Go through each line of the records below and count those with the word "Enke"; give only the total.

── THE RECORDS

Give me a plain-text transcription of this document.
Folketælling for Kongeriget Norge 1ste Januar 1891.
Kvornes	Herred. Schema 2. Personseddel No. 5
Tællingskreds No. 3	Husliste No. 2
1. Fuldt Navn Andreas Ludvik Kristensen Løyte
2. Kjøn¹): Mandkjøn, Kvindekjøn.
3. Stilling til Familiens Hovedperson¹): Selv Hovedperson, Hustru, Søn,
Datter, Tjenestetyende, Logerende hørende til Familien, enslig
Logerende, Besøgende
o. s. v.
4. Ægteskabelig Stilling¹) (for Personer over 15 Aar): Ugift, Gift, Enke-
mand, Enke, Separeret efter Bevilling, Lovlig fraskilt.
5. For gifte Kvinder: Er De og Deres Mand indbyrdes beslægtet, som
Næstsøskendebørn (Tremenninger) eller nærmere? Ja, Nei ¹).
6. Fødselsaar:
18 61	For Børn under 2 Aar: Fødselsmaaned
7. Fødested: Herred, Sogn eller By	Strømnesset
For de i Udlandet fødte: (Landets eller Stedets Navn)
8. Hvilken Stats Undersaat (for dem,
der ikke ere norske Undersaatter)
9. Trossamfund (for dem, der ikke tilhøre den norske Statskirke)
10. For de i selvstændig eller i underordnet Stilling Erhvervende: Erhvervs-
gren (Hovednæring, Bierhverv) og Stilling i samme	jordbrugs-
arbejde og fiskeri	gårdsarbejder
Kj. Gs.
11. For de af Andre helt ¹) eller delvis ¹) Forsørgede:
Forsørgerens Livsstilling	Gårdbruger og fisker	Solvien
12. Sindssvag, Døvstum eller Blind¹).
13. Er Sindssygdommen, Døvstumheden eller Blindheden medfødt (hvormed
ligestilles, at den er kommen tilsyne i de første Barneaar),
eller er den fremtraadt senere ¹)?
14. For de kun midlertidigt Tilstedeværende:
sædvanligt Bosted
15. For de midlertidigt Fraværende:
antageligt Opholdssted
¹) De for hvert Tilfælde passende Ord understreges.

────

EXERCISE ANSWER:
2